>> begin RECORDED DATA
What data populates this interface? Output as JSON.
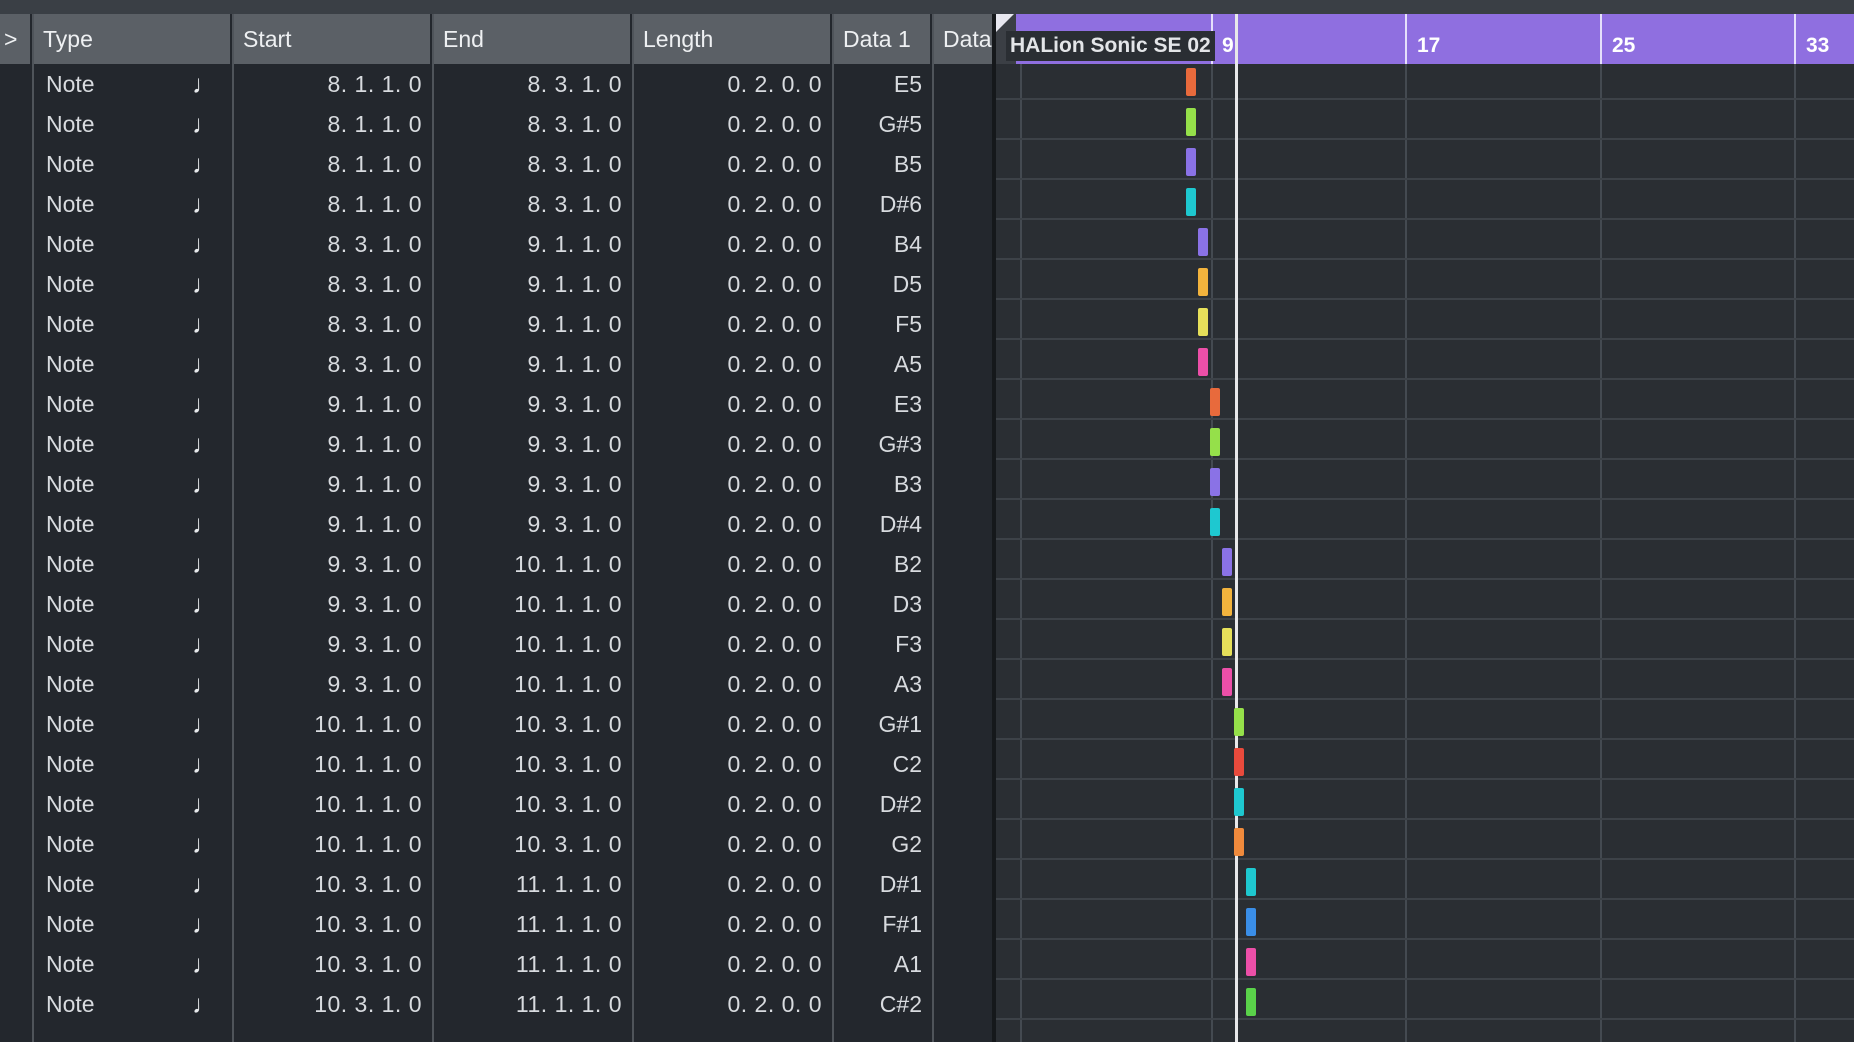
{
  "header": {
    "expander": ">",
    "type": "Type",
    "start": "Start",
    "end": "End",
    "length": "Length",
    "data1": "Data 1",
    "data2": "Data"
  },
  "ruler": {
    "event_label": "HALion Sonic SE 02",
    "bars": [
      "9",
      "17",
      "25",
      "33"
    ]
  },
  "rows": [
    {
      "type": "Note",
      "start": "8. 1. 1. 0",
      "end": "8. 3. 1. 0",
      "length": "0. 2. 0. 0",
      "data1": "E5",
      "color": "#e86a3c",
      "bar": 8.0
    },
    {
      "type": "Note",
      "start": "8. 1. 1. 0",
      "end": "8. 3. 1. 0",
      "length": "0. 2. 0. 0",
      "data1": "G#5",
      "color": "#95e04a",
      "bar": 8.0
    },
    {
      "type": "Note",
      "start": "8. 1. 1. 0",
      "end": "8. 3. 1. 0",
      "length": "0. 2. 0. 0",
      "data1": "B5",
      "color": "#8a72e6",
      "bar": 8.0
    },
    {
      "type": "Note",
      "start": "8. 1. 1. 0",
      "end": "8. 3. 1. 0",
      "length": "0. 2. 0. 0",
      "data1": "D#6",
      "color": "#1ec8d0",
      "bar": 8.0
    },
    {
      "type": "Note",
      "start": "8. 3. 1. 0",
      "end": "9. 1. 1. 0",
      "length": "0. 2. 0. 0",
      "data1": "B4",
      "color": "#8a72e6",
      "bar": 8.5
    },
    {
      "type": "Note",
      "start": "8. 3. 1. 0",
      "end": "9. 1. 1. 0",
      "length": "0. 2. 0. 0",
      "data1": "D5",
      "color": "#f2b33d",
      "bar": 8.5
    },
    {
      "type": "Note",
      "start": "8. 3. 1. 0",
      "end": "9. 1. 1. 0",
      "length": "0. 2. 0. 0",
      "data1": "F5",
      "color": "#e6e05a",
      "bar": 8.5
    },
    {
      "type": "Note",
      "start": "8. 3. 1. 0",
      "end": "9. 1. 1. 0",
      "length": "0. 2. 0. 0",
      "data1": "A5",
      "color": "#ec4fa8",
      "bar": 8.5
    },
    {
      "type": "Note",
      "start": "9. 1. 1. 0",
      "end": "9. 3. 1. 0",
      "length": "0. 2. 0. 0",
      "data1": "E3",
      "color": "#e86a3c",
      "bar": 9.0
    },
    {
      "type": "Note",
      "start": "9. 1. 1. 0",
      "end": "9. 3. 1. 0",
      "length": "0. 2. 0. 0",
      "data1": "G#3",
      "color": "#95e04a",
      "bar": 9.0
    },
    {
      "type": "Note",
      "start": "9. 1. 1. 0",
      "end": "9. 3. 1. 0",
      "length": "0. 2. 0. 0",
      "data1": "B3",
      "color": "#8a72e6",
      "bar": 9.0
    },
    {
      "type": "Note",
      "start": "9. 1. 1. 0",
      "end": "9. 3. 1. 0",
      "length": "0. 2. 0. 0",
      "data1": "D#4",
      "color": "#1ec8d0",
      "bar": 9.0
    },
    {
      "type": "Note",
      "start": "9. 3. 1. 0",
      "end": "10. 1. 1. 0",
      "length": "0. 2. 0. 0",
      "data1": "B2",
      "color": "#8a72e6",
      "bar": 9.5
    },
    {
      "type": "Note",
      "start": "9. 3. 1. 0",
      "end": "10. 1. 1. 0",
      "length": "0. 2. 0. 0",
      "data1": "D3",
      "color": "#f2b33d",
      "bar": 9.5
    },
    {
      "type": "Note",
      "start": "9. 3. 1. 0",
      "end": "10. 1. 1. 0",
      "length": "0. 2. 0. 0",
      "data1": "F3",
      "color": "#e6e05a",
      "bar": 9.5
    },
    {
      "type": "Note",
      "start": "9. 3. 1. 0",
      "end": "10. 1. 1. 0",
      "length": "0. 2. 0. 0",
      "data1": "A3",
      "color": "#ec4fa8",
      "bar": 9.5
    },
    {
      "type": "Note",
      "start": "10. 1. 1. 0",
      "end": "10. 3. 1. 0",
      "length": "0. 2. 0. 0",
      "data1": "G#1",
      "color": "#95e04a",
      "bar": 10.0
    },
    {
      "type": "Note",
      "start": "10. 1. 1. 0",
      "end": "10. 3. 1. 0",
      "length": "0. 2. 0. 0",
      "data1": "C2",
      "color": "#e84a3c",
      "bar": 10.0
    },
    {
      "type": "Note",
      "start": "10. 1. 1. 0",
      "end": "10. 3. 1. 0",
      "length": "0. 2. 0. 0",
      "data1": "D#2",
      "color": "#1ec8d0",
      "bar": 10.0
    },
    {
      "type": "Note",
      "start": "10. 1. 1. 0",
      "end": "10. 3. 1. 0",
      "length": "0. 2. 0. 0",
      "data1": "G2",
      "color": "#f08a3c",
      "bar": 10.0
    },
    {
      "type": "Note",
      "start": "10. 3. 1. 0",
      "end": "11. 1. 1. 0",
      "length": "0. 2. 0. 0",
      "data1": "D#1",
      "color": "#1ec8d0",
      "bar": 10.5
    },
    {
      "type": "Note",
      "start": "10. 3. 1. 0",
      "end": "11. 1. 1. 0",
      "length": "0. 2. 0. 0",
      "data1": "F#1",
      "color": "#3a8ee8",
      "bar": 10.5
    },
    {
      "type": "Note",
      "start": "10. 3. 1. 0",
      "end": "11. 1. 1. 0",
      "length": "0. 2. 0. 0",
      "data1": "A1",
      "color": "#ec4fa8",
      "bar": 10.5
    },
    {
      "type": "Note",
      "start": "10. 3. 1. 0",
      "end": "11. 1. 1. 0",
      "length": "0. 2. 0. 0",
      "data1": "C#2",
      "color": "#5ad24a",
      "bar": 10.5
    }
  ]
}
>> end RECORDED DATA
Give an exact reproduction of every line, leaving out any picture.

■ COMPLETE ANSWER ■
What data populates this interface? Output as JSON.
{
  "header": {
    "expander": ">",
    "type": "Type",
    "start": "Start",
    "end": "End",
    "length": "Length",
    "data1": "Data 1",
    "data2": "Data"
  },
  "ruler": {
    "event_label": "HALion Sonic SE 02",
    "bars": [
      "9",
      "17",
      "25",
      "33"
    ]
  },
  "rows": [
    {
      "type": "Note",
      "start": "8. 1. 1. 0",
      "end": "8. 3. 1. 0",
      "length": "0. 2. 0. 0",
      "data1": "E5",
      "color": "#e86a3c",
      "bar": 8.0
    },
    {
      "type": "Note",
      "start": "8. 1. 1. 0",
      "end": "8. 3. 1. 0",
      "length": "0. 2. 0. 0",
      "data1": "G#5",
      "color": "#95e04a",
      "bar": 8.0
    },
    {
      "type": "Note",
      "start": "8. 1. 1. 0",
      "end": "8. 3. 1. 0",
      "length": "0. 2. 0. 0",
      "data1": "B5",
      "color": "#8a72e6",
      "bar": 8.0
    },
    {
      "type": "Note",
      "start": "8. 1. 1. 0",
      "end": "8. 3. 1. 0",
      "length": "0. 2. 0. 0",
      "data1": "D#6",
      "color": "#1ec8d0",
      "bar": 8.0
    },
    {
      "type": "Note",
      "start": "8. 3. 1. 0",
      "end": "9. 1. 1. 0",
      "length": "0. 2. 0. 0",
      "data1": "B4",
      "color": "#8a72e6",
      "bar": 8.5
    },
    {
      "type": "Note",
      "start": "8. 3. 1. 0",
      "end": "9. 1. 1. 0",
      "length": "0. 2. 0. 0",
      "data1": "D5",
      "color": "#f2b33d",
      "bar": 8.5
    },
    {
      "type": "Note",
      "start": "8. 3. 1. 0",
      "end": "9. 1. 1. 0",
      "length": "0. 2. 0. 0",
      "data1": "F5",
      "color": "#e6e05a",
      "bar": 8.5
    },
    {
      "type": "Note",
      "start": "8. 3. 1. 0",
      "end": "9. 1. 1. 0",
      "length": "0. 2. 0. 0",
      "data1": "A5",
      "color": "#ec4fa8",
      "bar": 8.5
    },
    {
      "type": "Note",
      "start": "9. 1. 1. 0",
      "end": "9. 3. 1. 0",
      "length": "0. 2. 0. 0",
      "data1": "E3",
      "color": "#e86a3c",
      "bar": 9.0
    },
    {
      "type": "Note",
      "start": "9. 1. 1. 0",
      "end": "9. 3. 1. 0",
      "length": "0. 2. 0. 0",
      "data1": "G#3",
      "color": "#95e04a",
      "bar": 9.0
    },
    {
      "type": "Note",
      "start": "9. 1. 1. 0",
      "end": "9. 3. 1. 0",
      "length": "0. 2. 0. 0",
      "data1": "B3",
      "color": "#8a72e6",
      "bar": 9.0
    },
    {
      "type": "Note",
      "start": "9. 1. 1. 0",
      "end": "9. 3. 1. 0",
      "length": "0. 2. 0. 0",
      "data1": "D#4",
      "color": "#1ec8d0",
      "bar": 9.0
    },
    {
      "type": "Note",
      "start": "9. 3. 1. 0",
      "end": "10. 1. 1. 0",
      "length": "0. 2. 0. 0",
      "data1": "B2",
      "color": "#8a72e6",
      "bar": 9.5
    },
    {
      "type": "Note",
      "start": "9. 3. 1. 0",
      "end": "10. 1. 1. 0",
      "length": "0. 2. 0. 0",
      "data1": "D3",
      "color": "#f2b33d",
      "bar": 9.5
    },
    {
      "type": "Note",
      "start": "9. 3. 1. 0",
      "end": "10. 1. 1. 0",
      "length": "0. 2. 0. 0",
      "data1": "F3",
      "color": "#e6e05a",
      "bar": 9.5
    },
    {
      "type": "Note",
      "start": "9. 3. 1. 0",
      "end": "10. 1. 1. 0",
      "length": "0. 2. 0. 0",
      "data1": "A3",
      "color": "#ec4fa8",
      "bar": 9.5
    },
    {
      "type": "Note",
      "start": "10. 1. 1. 0",
      "end": "10. 3. 1. 0",
      "length": "0. 2. 0. 0",
      "data1": "G#1",
      "color": "#95e04a",
      "bar": 10.0
    },
    {
      "type": "Note",
      "start": "10. 1. 1. 0",
      "end": "10. 3. 1. 0",
      "length": "0. 2. 0. 0",
      "data1": "C2",
      "color": "#e84a3c",
      "bar": 10.0
    },
    {
      "type": "Note",
      "start": "10. 1. 1. 0",
      "end": "10. 3. 1. 0",
      "length": "0. 2. 0. 0",
      "data1": "D#2",
      "color": "#1ec8d0",
      "bar": 10.0
    },
    {
      "type": "Note",
      "start": "10. 1. 1. 0",
      "end": "10. 3. 1. 0",
      "length": "0. 2. 0. 0",
      "data1": "G2",
      "color": "#f08a3c",
      "bar": 10.0
    },
    {
      "type": "Note",
      "start": "10. 3. 1. 0",
      "end": "11. 1. 1. 0",
      "length": "0. 2. 0. 0",
      "data1": "D#1",
      "color": "#1ec8d0",
      "bar": 10.5
    },
    {
      "type": "Note",
      "start": "10. 3. 1. 0",
      "end": "11. 1. 1. 0",
      "length": "0. 2. 0. 0",
      "data1": "F#1",
      "color": "#3a8ee8",
      "bar": 10.5
    },
    {
      "type": "Note",
      "start": "10. 3. 1. 0",
      "end": "11. 1. 1. 0",
      "length": "0. 2. 0. 0",
      "data1": "A1",
      "color": "#ec4fa8",
      "bar": 10.5
    },
    {
      "type": "Note",
      "start": "10. 3. 1. 0",
      "end": "11. 1. 1. 0",
      "length": "0. 2. 0. 0",
      "data1": "C#2",
      "color": "#5ad24a",
      "bar": 10.5
    }
  ]
}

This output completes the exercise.